Extend the essay on browser automation's costs past its final sentence, in its own voice and style.

- _Passage for review_:
-=-=-=-=-
Browser automation is great for demos. For enterprise workflows running millions of actions a month, it’s slow, brittle, and shockingly expensive.

Published by Alex Klarfeld · May 15, 2026
Reach out if you want a hoodie: hello @ supergood dot ai .

When you open a browser, you’re downloading a few hundred megabytes of fonts, novels of HTML, a full JavaScript virtual machine, and a Chromium process using enough memory to land a small plane.

Browsers exist so humans can perform tasks with their eyes. And see ads. If your automation boots a browser up to click a button, you’ve put a human-shaped suit on a computer and told it to run faster.

Every operator running automation at scale knows this. The folks shipping real volume reach for a browser only when nothing else works.

Browsers are for humans. Agents and computers need something else.

Browsers are expensive

Browser infrastructure vendors are racing to drive down per-call prices. Costs hover around $0.12-$0.24 per call at their lowest. At any real volume, that’s an unbelievable cost.

And $0.12 is a generous number for a single session. A browser use workflow is rarely a 1-session process. It’s a login, a navigation, a few clicks, a form submit, sometimes an LLM round-trip to decide what to do next, sometimes a CAPTCHA. Real-world per-call ends up closer to $1-$1.50.

A typical Supergood customer runs about a million calls a month. At browser-automation rates, that’s $1M+ a year to click buttons.

A network call to the same backend costs a fraction as much. It’s the same endpoint, but without the expensive scenic route.

Browsers are slow

An independent academic benchmark of CUA efficiency found that tasks a human completes in 2 minutes routinely take agents over 20 minutes. Across 16 top agents tested, even the best ones used 1.4 to 2.7x more steps than needed, and 75-94% of total task time was burned on LLM planning and reflection calls.

A direct API call would have finished any of these in 80 milliseconds.

The slowness is the browser doing its job: rendering pages, parsing megabytes of framework JavaScript, loading fonts and ad pixels, animating sidebars. All wasted work when your goal is to POST a form. Request-based comparisons routinely show 10x to 100x speed differences on the same workflow.

Reliability is the actual killer

“Watching browser automation is the first time I’ve felt the urge to reach through the screen and strangle a piece of software.” — Real Supergood Customer

If you've survived an RPA rollout, you’ll recognize this failure mode. RPA rebranded to “browser automation”.
-=-=-=-=-
- _Information_:
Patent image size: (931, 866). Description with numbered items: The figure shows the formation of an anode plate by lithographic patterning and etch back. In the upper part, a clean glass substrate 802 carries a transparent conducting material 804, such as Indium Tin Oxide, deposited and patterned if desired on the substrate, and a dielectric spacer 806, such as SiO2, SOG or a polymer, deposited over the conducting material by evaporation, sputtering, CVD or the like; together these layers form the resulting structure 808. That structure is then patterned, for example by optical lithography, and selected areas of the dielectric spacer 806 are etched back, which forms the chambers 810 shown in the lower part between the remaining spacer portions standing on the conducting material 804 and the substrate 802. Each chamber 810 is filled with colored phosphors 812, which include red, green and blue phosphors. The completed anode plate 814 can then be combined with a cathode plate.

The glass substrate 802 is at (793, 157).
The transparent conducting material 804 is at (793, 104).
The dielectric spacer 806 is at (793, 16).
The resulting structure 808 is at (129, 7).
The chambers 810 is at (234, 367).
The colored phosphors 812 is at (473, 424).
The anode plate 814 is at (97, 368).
-=-=-=-=-
- _Result_:
The most rigorous public CUA benchmark puts agent success rates at 67-85% on simple UI interactions and 9-19% on complex multi-step workflows. Fewer than 1 in 5 real multi-step enterprise tasks are completed reliably.

The same paper documents trajectory degradation: the agent looks productive while quietly forgetting constraints, dropping confirmation steps, and eventually submitting the wrong record at step 14. The worst possible failure mode for an enterprise integration, because the system thinks it succeeded.

Every time the vendor ships a new modal, an A/B test, or a redesigned button, the agent has to re-learn the page. Selectors drift, screenshots change, prompts that worked last week click the wrong tile.

What actually works at scale

Supergood started as an observability company, monitoring third-party APIs in production. The first version of our product informed what we do now: network calls are deterministically observable and maintainable. Buttons on a screen are not.

A network call has a method, a URL, a body, a status code, and a payload. You can replay it, diff it, monitor it, and write an alert against any byte of it. A button has pixels, and pixels look the same whether the click did the right thing or did nothing.

Supergood reverse-engineers authenticated flows behind a web app and exposes them as a clean REST API. The browser was a debugger we didn’t need to keep around.

Three consequences:

  1. Speed. No render, no JavaScript VM, no headless Chrome. Latency in milliseconds.
  2. Cost. Pennies per call.
  3. Surface area to break. Front-end JavaScript can churn weekly without touching the underlying endpoints. XHR contracts change at a much slower rate, and our maintenance agents see the diff and are already pushing out a fix before our customer notices.

Reverse-engineering a platform is a neat demo to impress your CTO.

Handling authentication, MFA, Captchas, and keeping millions of calls green for many years is the product. Browser automation and reverse engineering both demo well. The difference shows up as soon as you push it to production.

Antibrowser.com

I bought antibrowser.com. I made hoodies. I’m committed to the bit.

The industry is about to invest heavily in browser-automation infrastructure that will produce great keynote videos and poor customer outcomes.

The companies that figure this out first will run their agents at a fraction of the cost and with a multiple of the reliability of those still paying for Chromium for every task.

If you’re running high-volume or high-value automation in the enterprise, talk to us.

Supergood builds and maintains APIs for enterprise software that doesn’t offer them, using automated reverse engineering and observability so the integration keeps working as things change.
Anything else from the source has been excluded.